* _Prompt_
Transcribe the records in full, keeping every character as it is.
- - - - - - -
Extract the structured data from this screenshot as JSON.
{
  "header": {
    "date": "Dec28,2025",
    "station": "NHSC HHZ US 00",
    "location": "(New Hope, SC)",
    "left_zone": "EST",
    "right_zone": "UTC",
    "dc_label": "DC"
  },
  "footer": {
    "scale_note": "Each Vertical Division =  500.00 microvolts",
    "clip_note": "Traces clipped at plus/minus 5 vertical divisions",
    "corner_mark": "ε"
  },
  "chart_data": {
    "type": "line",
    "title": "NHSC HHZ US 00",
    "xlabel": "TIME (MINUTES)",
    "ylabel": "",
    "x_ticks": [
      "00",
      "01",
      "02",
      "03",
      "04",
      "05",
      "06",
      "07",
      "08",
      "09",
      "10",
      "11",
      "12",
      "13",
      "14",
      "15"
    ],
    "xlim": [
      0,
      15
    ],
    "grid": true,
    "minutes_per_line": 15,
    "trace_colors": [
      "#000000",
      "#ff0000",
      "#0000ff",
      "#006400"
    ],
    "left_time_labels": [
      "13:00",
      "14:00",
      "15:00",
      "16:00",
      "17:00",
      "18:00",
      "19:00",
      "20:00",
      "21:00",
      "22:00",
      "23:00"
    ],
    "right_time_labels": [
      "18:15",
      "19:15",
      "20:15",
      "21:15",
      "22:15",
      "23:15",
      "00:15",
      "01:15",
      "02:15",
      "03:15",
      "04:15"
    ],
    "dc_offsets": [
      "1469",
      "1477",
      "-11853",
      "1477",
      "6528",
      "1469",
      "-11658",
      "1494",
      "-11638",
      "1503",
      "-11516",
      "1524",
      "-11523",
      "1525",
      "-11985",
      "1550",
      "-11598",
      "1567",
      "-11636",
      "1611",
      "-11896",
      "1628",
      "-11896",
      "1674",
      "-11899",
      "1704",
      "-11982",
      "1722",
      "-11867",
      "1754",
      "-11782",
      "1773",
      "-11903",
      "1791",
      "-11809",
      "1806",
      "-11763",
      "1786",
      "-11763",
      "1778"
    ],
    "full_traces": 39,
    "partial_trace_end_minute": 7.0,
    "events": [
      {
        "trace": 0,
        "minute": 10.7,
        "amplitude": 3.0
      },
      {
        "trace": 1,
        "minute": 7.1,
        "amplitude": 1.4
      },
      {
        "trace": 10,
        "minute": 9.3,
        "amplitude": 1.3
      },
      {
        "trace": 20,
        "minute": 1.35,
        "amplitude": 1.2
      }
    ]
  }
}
- - - - - - -
* _Output of the task_
Extract the structured data from this screenshot as JSON.
{
  "header": {
    "date": "Dec28,2025",
    "station": "NHSC HHZ US 00",
    "location": "(New Hope, SC)",
    "left_zone": "EST",
    "right_zone": "UTC",
    "dc_label": "DC"
  },
  "footer": {
    "scale_note": "Each Vertical Division =  500.00 microvolts",
    "clip_note": "Traces clipped at plus/minus 5 vertical divisions",
    "corner_mark": "ε"
  },
  "chart_data": {
    "type": "line",
    "title": "NHSC HHZ US 00",
    "xlabel": "TIME (MINUTES)",
    "ylabel": "",
    "x_ticks": [
      "00",
      "01",
      "02",
      "03",
      "04",
      "05",
      "06",
      "07",
      "08",
      "09",
      "10",
      "11",
      "12",
      "13",
      "14",
      "15"
    ],
    "xlim": [
      0,
      15
    ],
    "grid": true,
    "minutes_per_line": 15,
    "trace_colors": [
      "#000000",
      "#ff0000",
      "#0000ff",
      "#006400"
    ],
    "left_time_labels": [
      "13:00",
      "14:00",
      "15:00",
      "16:00",
      "17:00",
      "18:00",
      "19:00",
      "20:00",
      "21:00",
      "22:00",
      "23:00"
    ],
    "right_time_labels": [
      "18:15",
      "19:15",
      "20:15",
      "21:15",
      "22:15",
      "23:15",
      "00:15",
      "01:15",
      "02:15",
      "03:15",
      "04:15"
    ],
    "dc_offsets": [
      "1469",
      "1477",
      "-11853",
      "1477",
      "6528",
      "1469",
      "-11658",
      "1494",
      "-11638",
      "1503",
      "-11516",
      "1524",
      "-11523",
      "1525",
      "-11985",
      "1550",
      "-11598",
      "1567",
      "-11636",
      "1611",
      "-11896",
      "1628",
      "-11896",
      "1674",
      "-11899",
      "1704",
      "-11982",
      "1722",
      "-11867",
      "1754",
      "-11782",
      "1773",
      "-11903",
      "1791",
      "-11809",
      "1806",
      "-11763",
      "1786",
      "-11763",
      "1778"
    ],
    "full_traces": 39,
    "partial_trace_end_minute": 7.0,
    "events": [
      {
        "trace": 0,
        "minute": 10.7,
        "amplitude": 3.0
      },
      {
        "trace": 1,
        "minute": 7.1,
        "amplitude": 1.4
      },
      {
        "trace": 10,
        "minute": 9.3,
        "amplitude": 1.3
      },
      {
        "trace": 20,
        "minute": 1.35,
        "amplitude": 1.2
      }
    ]
  }
}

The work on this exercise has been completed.